Problem details
Please print the full listing exactly.

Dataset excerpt

┌──

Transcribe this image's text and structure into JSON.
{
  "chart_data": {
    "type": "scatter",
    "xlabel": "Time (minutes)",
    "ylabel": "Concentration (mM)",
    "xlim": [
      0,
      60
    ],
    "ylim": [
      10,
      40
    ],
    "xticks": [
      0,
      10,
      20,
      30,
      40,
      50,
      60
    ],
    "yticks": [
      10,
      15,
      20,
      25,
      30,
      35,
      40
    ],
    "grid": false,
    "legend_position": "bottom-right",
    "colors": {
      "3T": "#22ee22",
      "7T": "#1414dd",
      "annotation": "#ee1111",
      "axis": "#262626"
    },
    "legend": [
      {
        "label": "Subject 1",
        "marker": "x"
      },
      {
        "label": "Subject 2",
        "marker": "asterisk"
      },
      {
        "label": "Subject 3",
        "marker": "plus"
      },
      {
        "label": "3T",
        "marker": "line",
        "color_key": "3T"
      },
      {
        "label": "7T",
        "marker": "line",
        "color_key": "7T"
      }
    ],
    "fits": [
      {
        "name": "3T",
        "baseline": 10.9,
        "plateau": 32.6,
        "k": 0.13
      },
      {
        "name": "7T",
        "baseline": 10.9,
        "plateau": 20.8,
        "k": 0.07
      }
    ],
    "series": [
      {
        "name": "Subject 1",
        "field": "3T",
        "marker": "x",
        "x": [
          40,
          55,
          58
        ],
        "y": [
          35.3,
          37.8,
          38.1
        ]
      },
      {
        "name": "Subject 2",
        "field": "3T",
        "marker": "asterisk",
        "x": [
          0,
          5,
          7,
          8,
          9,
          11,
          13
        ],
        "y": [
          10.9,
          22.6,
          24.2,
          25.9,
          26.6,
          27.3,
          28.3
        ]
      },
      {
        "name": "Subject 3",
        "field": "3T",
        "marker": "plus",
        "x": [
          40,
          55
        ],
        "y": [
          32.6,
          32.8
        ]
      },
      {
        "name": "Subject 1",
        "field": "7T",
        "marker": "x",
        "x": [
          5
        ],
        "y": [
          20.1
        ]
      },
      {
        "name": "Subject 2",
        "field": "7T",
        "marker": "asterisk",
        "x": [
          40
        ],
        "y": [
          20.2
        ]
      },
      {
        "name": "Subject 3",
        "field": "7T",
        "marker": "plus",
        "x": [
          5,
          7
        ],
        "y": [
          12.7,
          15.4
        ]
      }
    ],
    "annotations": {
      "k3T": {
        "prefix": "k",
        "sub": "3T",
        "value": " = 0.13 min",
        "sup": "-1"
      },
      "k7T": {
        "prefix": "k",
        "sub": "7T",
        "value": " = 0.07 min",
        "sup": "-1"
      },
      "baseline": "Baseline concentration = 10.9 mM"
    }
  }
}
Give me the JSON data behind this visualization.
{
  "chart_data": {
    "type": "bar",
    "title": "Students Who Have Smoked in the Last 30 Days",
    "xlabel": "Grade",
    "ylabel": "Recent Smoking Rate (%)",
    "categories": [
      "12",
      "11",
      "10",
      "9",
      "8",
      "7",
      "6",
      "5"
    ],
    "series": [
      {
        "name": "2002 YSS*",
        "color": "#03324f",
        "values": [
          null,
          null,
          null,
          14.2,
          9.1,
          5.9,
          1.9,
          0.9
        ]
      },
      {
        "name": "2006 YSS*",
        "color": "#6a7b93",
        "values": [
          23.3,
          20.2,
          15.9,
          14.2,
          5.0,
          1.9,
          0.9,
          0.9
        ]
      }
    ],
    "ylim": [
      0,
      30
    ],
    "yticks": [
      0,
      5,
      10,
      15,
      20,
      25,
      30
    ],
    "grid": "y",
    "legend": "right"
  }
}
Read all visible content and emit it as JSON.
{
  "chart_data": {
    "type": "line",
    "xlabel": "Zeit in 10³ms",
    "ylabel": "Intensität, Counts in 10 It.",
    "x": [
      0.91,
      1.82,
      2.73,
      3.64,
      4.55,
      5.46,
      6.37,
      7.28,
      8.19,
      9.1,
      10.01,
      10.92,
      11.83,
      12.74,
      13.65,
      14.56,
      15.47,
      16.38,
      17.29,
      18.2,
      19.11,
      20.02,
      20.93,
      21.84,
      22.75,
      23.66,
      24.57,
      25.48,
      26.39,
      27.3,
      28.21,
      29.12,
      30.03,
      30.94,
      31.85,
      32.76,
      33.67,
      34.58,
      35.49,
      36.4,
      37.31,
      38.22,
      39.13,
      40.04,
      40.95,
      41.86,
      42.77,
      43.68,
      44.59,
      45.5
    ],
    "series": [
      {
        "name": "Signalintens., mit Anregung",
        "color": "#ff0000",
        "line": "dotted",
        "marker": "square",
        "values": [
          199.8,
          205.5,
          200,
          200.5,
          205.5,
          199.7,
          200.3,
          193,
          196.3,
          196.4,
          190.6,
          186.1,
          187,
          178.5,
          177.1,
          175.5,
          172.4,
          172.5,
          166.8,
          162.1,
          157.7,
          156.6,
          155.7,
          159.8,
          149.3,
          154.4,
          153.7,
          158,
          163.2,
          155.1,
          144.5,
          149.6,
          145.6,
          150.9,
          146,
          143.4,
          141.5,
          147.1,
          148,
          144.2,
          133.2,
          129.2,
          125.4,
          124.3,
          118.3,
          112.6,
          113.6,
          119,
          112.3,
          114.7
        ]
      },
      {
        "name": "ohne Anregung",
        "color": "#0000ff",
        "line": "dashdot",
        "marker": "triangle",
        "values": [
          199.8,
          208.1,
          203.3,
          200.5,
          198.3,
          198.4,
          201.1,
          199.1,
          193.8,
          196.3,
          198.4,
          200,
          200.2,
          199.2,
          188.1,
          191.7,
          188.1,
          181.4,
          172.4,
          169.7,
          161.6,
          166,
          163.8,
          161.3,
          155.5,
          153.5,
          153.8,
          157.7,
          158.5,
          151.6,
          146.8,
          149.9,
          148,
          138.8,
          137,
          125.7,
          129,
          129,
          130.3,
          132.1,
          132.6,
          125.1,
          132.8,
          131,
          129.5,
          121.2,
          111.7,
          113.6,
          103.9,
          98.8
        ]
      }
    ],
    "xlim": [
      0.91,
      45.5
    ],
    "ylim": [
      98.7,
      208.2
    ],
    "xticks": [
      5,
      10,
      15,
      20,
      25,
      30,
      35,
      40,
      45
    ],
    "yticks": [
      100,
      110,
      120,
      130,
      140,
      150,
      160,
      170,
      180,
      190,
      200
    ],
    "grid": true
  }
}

└──

Exercise response
Transcribe this image's text and structure into JSON.
{
  "chart_data": {
    "type": "scatter",
    "xlabel": "Time (minutes)",
    "ylabel": "Concentration (mM)",
    "xlim": [
      0,
      60
    ],
    "ylim": [
      10,
      40
    ],
    "xticks": [
      0,
      10,
      20,
      30,
      40,
      50,
      60
    ],
    "yticks": [
      10,
      15,
      20,
      25,
      30,
      35,
      40
    ],
    "grid": false,
    "legend_position": "bottom-right",
    "colors": {
      "3T": "#22ee22",
      "7T": "#1414dd",
      "annotation": "#ee1111",
      "axis": "#262626"
    },
    "legend": [
      {
        "label": "Subject 1",
        "marker": "x"
      },
      {
        "label": "Subject 2",
        "marker": "asterisk"
      },
      {
        "label": "Subject 3",
        "marker": "plus"
      },
      {
        "label": "3T",
        "marker": "line",
        "color_key": "3T"
      },
      {
        "label": "7T",
        "marker": "line",
        "color_key": "7T"
      }
    ],
    "fits": [
      {
        "name": "3T",
        "baseline": 10.9,
        "plateau": 32.6,
        "k": 0.13
      },
      {
        "name": "7T",
        "baseline": 10.9,
        "plateau": 20.8,
        "k": 0.07
      }
    ],
    "series": [
      {
        "name": "Subject 1",
        "field": "3T",
        "marker": "x",
        "x": [
          40,
          55,
          58
        ],
        "y": [
          35.3,
          37.8,
          38.1
        ]
      },
      {
        "name": "Subject 2",
        "field": "3T",
        "marker": "asterisk",
        "x": [
          0,
          5,
          7,
          8,
          9,
          11,
          13
        ],
        "y": [
          10.9,
          22.6,
          24.2,
          25.9,
          26.6,
          27.3,
          28.3
        ]
      },
      {
        "name": "Subject 3",
        "field": "3T",
        "marker": "plus",
        "x": [
          40,
          55
        ],
        "y": [
          32.6,
          32.8
        ]
      },
      {
        "name": "Subject 1",
        "field": "7T",
        "marker": "x",
        "x": [
          5
        ],
        "y": [
          20.1
        ]
      },
      {
        "name": "Subject 2",
        "field": "7T",
        "marker": "asterisk",
        "x": [
          40
        ],
        "y": [
          20.2
        ]
      },
      {
        "name": "Subject 3",
        "field": "7T",
        "marker": "plus",
        "x": [
          5,
          7
        ],
        "y": [
          12.7,
          15.4
        ]
      }
    ],
    "annotations": {
      "k3T": {
        "prefix": "k",
        "sub": "3T",
        "value": " = 0.13 min",
        "sup": "-1"
      },
      "k7T": {
        "prefix": "k",
        "sub": "7T",
        "value": " = 0.07 min",
        "sup": "-1"
      },
      "baseline": "Baseline concentration = 10.9 mM"
    }
  }
}
Give me the JSON data behind this visualization.
{
  "chart_data": {
    "type": "bar",
    "title": "Students Who Have Smoked in the Last 30 Days",
    "xlabel": "Grade",
    "ylabel": "Recent Smoking Rate (%)",
    "categories": [
      "12",
      "11",
      "10",
      "9",
      "8",
      "7",
      "6",
      "5"
    ],
    "series": [
      {
        "name": "2002 YSS*",
        "color": "#03324f",
        "values": [
          null,
          null,
          null,
          14.2,
          9.1,
          5.9,
          1.9,
          0.9
        ]
      },
      {
        "name": "2006 YSS*",
        "color": "#6a7b93",
        "values": [
          23.3,
          20.2,
          15.9,
          14.2,
          5.0,
          1.9,
          0.9,
          0.9
        ]
      }
    ],
    "ylim": [
      0,
      30
    ],
    "yticks": [
      0,
      5,
      10,
      15,
      20,
      25,
      30
    ],
    "grid": "y",
    "legend": "right"
  }
}
Read all visible content and emit it as JSON.
{
  "chart_data": {
    "type": "line",
    "xlabel": "Zeit in 10³ms",
    "ylabel": "Intensität, Counts in 10 It.",
    "x": [
      0.91,
      1.82,
      2.73,
      3.64,
      4.55,
      5.46,
      6.37,
      7.28,
      8.19,
      9.1,
      10.01,
      10.92,
      11.83,
      12.74,
      13.65,
      14.56,
      15.47,
      16.38,
      17.29,
      18.2,
      19.11,
      20.02,
      20.93,
      21.84,
      22.75,
      23.66,
      24.57,
      25.48,
      26.39,
      27.3,
      28.21,
      29.12,
      30.03,
      30.94,
      31.85,
      32.76,
      33.67,
      34.58,
      35.49,
      36.4,
      37.31,
      38.22,
      39.13,
      40.04,
      40.95,
      41.86,
      42.77,
      43.68,
      44.59,
      45.5
    ],
    "series": [
      {
        "name": "Signalintens., mit Anregung",
        "color": "#ff0000",
        "line": "dotted",
        "marker": "square",
        "values": [
          199.8,
          205.5,
          200,
          200.5,
          205.5,
          199.7,
          200.3,
          193,
          196.3,
          196.4,
          190.6,
          186.1,
          187,
          178.5,
          177.1,
          175.5,
          172.4,
          172.5,
          166.8,
          162.1,
          157.7,
          156.6,
          155.7,
          159.8,
          149.3,
          154.4,
          153.7,
          158,
          163.2,
          155.1,
          144.5,
          149.6,
          145.6,
          150.9,
          146,
          143.4,
          141.5,
          147.1,
          148,
          144.2,
          133.2,
          129.2,
          125.4,
          124.3,
          118.3,
          112.6,
          113.6,
          119,
          112.3,
          114.7
        ]
      },
      {
        "name": "ohne Anregung",
        "color": "#0000ff",
        "line": "dashdot",
        "marker": "triangle",
        "values": [
          199.8,
          208.1,
          203.3,
          200.5,
          198.3,
          198.4,
          201.1,
          199.1,
          193.8,
          196.3,
          198.4,
          200,
          200.2,
          199.2,
          188.1,
          191.7,
          188.1,
          181.4,
          172.4,
          169.7,
          161.6,
          166,
          163.8,
          161.3,
          155.5,
          153.5,
          153.8,
          157.7,
          158.5,
          151.6,
          146.8,
          149.9,
          148,
          138.8,
          137,
          125.7,
          129,
          129,
          130.3,
          132.1,
          132.6,
          125.1,
          132.8,
          131,
          129.5,
          121.2,
          111.7,
          113.6,
          103.9,
          98.8
        ]
      }
    ],
    "xlim": [
      0.91,
      45.5
    ],
    "ylim": [
      98.7,
      208.2
    ],
    "xticks": [
      5,
      10,
      15,
      20,
      25,
      30,
      35,
      40,
      45
    ],
    "yticks": [
      100,
      110,
      120,
      130,
      140,
      150,
      160,
      170,
      180,
      190,
      200
    ],
    "grid": true
  }
}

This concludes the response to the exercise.